Annotated element entries:
□ □ □ □

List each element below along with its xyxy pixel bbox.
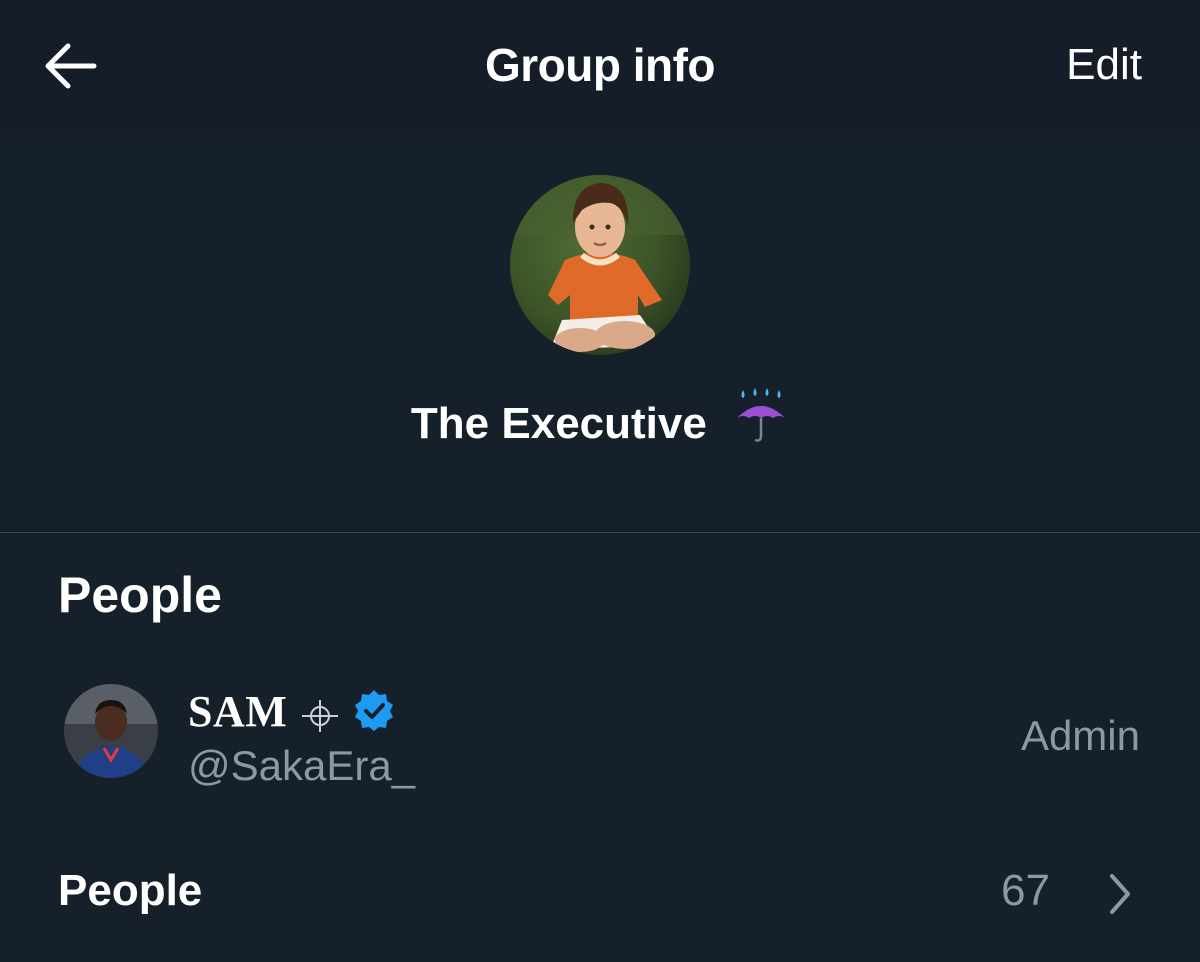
member-display-name: SAM [188,687,288,736]
page-title: Group info [484,39,716,91]
group-name-row: The Executive [0,388,1200,455]
all-people-row[interactable]: People 67 [0,840,1200,950]
group-name: The Executive [410,399,707,449]
people-section-title: People [58,567,222,623]
avatar [64,684,158,778]
member-role-label: Admin [1020,712,1140,759]
top-bar: Group info Edit [0,0,1200,130]
all-people-label: People [58,866,203,915]
verified-badge-icon [352,688,396,737]
member-avatar-photo [64,684,158,778]
chevron-right-icon [1106,872,1134,921]
edit-button[interactable]: Edit [1066,40,1142,90]
member-handle: @SakaEra_ [188,742,416,789]
people-count: 67 [1001,866,1050,915]
group-avatar-photo [510,175,690,355]
umbrella-with-rain-icon [733,388,789,455]
member-row[interactable]: SAM @SakaEra_ Admin [0,670,1200,800]
crosshair-icon [300,696,340,741]
group-avatar[interactable] [510,175,690,355]
section-divider [0,532,1200,533]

□ □ □ □

= REQUEST =
Return every line above word for word, but leave the picture out of your answer.

= REPLY TO THE TASK =
List each element below along with its xyxy pixel bbox.
member-display-name: SAM [188,687,288,736]
page-title: Group info [484,39,716,91]
group-name-row: The Executive [0,388,1200,455]
all-people-row[interactable]: People 67 [0,840,1200,950]
group-name: The Executive [410,399,707,449]
people-section-title: People [58,567,222,623]
avatar [64,684,158,778]
member-role-label: Admin [1020,712,1140,759]
top-bar: Group info Edit [0,0,1200,130]
all-people-label: People [58,866,203,915]
verified-badge-icon [352,688,396,737]
member-avatar-photo [64,684,158,778]
chevron-right-icon [1106,872,1134,921]
edit-button[interactable]: Edit [1066,40,1142,90]
member-handle: @SakaEra_ [188,742,416,789]
people-count: 67 [1001,866,1050,915]
group-avatar-photo [510,175,690,355]
umbrella-with-rain-icon [733,388,789,455]
member-row[interactable]: SAM @SakaEra_ Admin [0,670,1200,800]
crosshair-icon [300,696,340,741]
group-avatar[interactable] [510,175,690,355]
section-divider [0,532,1200,533]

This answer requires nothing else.